Below is a news article about the Jersey bone fragments. List every person it names.

-------- Source text

Jersey bone fragments 'could suggest homicide'
Detectives investigating allegations of abuse at a former Jersey children's home said today that bone fragments found in a cellar "could suggest" homicide.
The remains were found alongside teeth belonging to a child in one of the underground chambers at Haut de la Garenne.
The news comes after it emerged earlier this month that a fragment of bone which initially sparked the search at the former children's centre was thought more likely to be a piece of wood or coconut shell.
Deputy chief officer Lenny Harper said a total of 30 bone fragments and seven teeth had been found in one of the cellars at Haut de la Garenne.
He added that it could suggest that a body or bodies may have been cremated in a fireplace at the former children's home.
Haut de la Garenne became the centre of a historic abuse inquiry in February after the discovery of what was thought at the time to be part of a child's skull.
Following the find, scores of people came forward claiming they were abused at the home. Some have talked of underground punishment rooms where they were drugged, raped and beaten.
Forensic teams subsequently uncovered a network of four secret underground chambers at the site where they found the teeth and bone fragments.
In other chambers, officers also found shackles, a blood-stained bath and the haunting message "I've been bad for years and years" scrawled on a wooden post.
Police have said there are more than 40 suspects, although so far only one man have been arrested in connection with alleged child abuse at Haut de la Garenne.
Gordon Claude Wateridge, 76, originally from Croydon, south London, is charged with three offences of indecent assault on girls under 16 between 1969 and 1979 when he was warder at the home.
A second man has also been arrested as part of the wider abuse inquiry.
Claude Donnelly, 68, of St Brelade, is charged with raping and sexually assaulting a 12-year-old girl between 1971 and 1974 on the island.
Neither man has entered a plea.
Of the latest development today, Mr Harper said: Some of the bones do indicate a homicide or an unexplained death. Our anthropologist has indicated certain features on one or two of the bones that we are looking at.
"There is no doubt there are the remains of children in that cellar and no-one would expect us to walk away and leave it."
He continued: "We have sent the bones off to be tested and if the results show they died in the '50s or '60s or more recently we would say it is a homicide inquiry."
Mr Harper added that the list of suspects in the inquiry had now grown from around 40 to 70.
"They will all be questioned and most of them will be arrested," he added.

----------------
-------- Data under study

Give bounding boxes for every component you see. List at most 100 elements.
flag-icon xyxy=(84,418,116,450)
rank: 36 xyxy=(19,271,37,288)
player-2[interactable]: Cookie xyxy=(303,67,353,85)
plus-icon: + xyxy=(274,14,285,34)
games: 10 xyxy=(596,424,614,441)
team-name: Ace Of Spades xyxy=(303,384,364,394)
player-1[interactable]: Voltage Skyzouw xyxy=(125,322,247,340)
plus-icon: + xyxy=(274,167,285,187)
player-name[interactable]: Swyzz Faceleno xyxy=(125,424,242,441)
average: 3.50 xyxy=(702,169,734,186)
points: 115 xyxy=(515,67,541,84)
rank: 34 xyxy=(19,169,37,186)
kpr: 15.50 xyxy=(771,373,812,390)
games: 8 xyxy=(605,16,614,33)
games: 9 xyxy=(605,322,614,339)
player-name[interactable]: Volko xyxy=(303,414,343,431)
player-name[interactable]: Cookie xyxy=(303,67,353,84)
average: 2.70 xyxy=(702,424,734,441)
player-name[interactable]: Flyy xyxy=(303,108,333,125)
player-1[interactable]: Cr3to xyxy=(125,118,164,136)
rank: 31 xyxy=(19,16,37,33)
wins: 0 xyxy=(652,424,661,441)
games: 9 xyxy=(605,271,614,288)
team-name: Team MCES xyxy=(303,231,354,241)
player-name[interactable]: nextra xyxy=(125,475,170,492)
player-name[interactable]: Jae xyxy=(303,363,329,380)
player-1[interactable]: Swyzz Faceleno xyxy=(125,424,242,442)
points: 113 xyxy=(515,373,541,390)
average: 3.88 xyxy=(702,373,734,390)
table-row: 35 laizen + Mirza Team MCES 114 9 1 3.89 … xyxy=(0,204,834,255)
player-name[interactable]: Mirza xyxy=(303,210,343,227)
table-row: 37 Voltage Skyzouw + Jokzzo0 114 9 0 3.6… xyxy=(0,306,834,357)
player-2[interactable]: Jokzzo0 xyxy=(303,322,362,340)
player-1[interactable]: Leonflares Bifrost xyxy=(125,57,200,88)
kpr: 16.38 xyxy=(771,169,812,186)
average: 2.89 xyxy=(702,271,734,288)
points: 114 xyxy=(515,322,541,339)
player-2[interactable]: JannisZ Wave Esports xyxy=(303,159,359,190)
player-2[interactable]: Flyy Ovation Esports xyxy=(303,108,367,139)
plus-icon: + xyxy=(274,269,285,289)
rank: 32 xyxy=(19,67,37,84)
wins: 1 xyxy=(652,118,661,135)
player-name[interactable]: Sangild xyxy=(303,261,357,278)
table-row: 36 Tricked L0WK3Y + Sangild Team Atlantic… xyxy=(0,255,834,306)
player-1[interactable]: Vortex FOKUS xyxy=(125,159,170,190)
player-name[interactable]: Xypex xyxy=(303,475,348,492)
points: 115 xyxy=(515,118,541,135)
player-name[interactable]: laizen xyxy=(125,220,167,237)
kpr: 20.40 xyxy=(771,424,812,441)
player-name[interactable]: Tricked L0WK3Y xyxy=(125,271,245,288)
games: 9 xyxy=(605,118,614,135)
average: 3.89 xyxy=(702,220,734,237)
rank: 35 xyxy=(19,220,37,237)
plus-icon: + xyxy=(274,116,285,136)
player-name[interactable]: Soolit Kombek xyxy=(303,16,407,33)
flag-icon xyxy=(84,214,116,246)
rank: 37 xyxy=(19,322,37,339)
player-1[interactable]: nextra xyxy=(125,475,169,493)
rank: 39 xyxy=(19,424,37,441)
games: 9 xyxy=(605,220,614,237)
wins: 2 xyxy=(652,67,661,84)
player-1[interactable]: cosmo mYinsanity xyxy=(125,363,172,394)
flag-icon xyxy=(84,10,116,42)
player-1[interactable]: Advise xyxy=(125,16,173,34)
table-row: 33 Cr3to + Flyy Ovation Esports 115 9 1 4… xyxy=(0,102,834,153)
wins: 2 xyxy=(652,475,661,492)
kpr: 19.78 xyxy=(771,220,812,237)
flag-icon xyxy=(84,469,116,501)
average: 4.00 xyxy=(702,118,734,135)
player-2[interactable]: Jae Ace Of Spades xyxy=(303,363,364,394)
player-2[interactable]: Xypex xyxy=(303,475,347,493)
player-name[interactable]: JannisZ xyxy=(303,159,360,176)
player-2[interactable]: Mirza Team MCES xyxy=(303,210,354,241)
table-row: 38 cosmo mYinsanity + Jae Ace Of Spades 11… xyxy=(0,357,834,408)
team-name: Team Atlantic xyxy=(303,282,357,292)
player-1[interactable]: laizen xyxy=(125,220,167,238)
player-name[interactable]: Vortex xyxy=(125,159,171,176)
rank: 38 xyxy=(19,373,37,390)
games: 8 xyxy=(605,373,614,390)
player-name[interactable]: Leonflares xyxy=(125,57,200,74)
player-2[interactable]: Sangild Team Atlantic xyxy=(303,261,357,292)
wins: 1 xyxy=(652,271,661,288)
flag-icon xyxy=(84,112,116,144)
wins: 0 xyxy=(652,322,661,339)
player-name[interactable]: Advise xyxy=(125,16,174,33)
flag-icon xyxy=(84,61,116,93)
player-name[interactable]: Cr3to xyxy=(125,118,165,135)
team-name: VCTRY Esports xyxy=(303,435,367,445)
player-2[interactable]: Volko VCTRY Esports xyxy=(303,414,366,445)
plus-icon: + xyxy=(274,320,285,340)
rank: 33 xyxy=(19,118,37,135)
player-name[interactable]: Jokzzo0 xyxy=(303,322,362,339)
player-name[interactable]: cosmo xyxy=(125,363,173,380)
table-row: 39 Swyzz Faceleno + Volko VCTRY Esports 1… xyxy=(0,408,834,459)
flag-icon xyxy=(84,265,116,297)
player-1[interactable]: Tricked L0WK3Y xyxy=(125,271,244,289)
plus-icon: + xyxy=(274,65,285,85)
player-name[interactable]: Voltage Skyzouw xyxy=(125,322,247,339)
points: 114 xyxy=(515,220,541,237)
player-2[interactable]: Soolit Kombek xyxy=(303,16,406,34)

----------------

§ Response area: Lenny Harper, Gordon Claude Wateridge, Claude Donnelly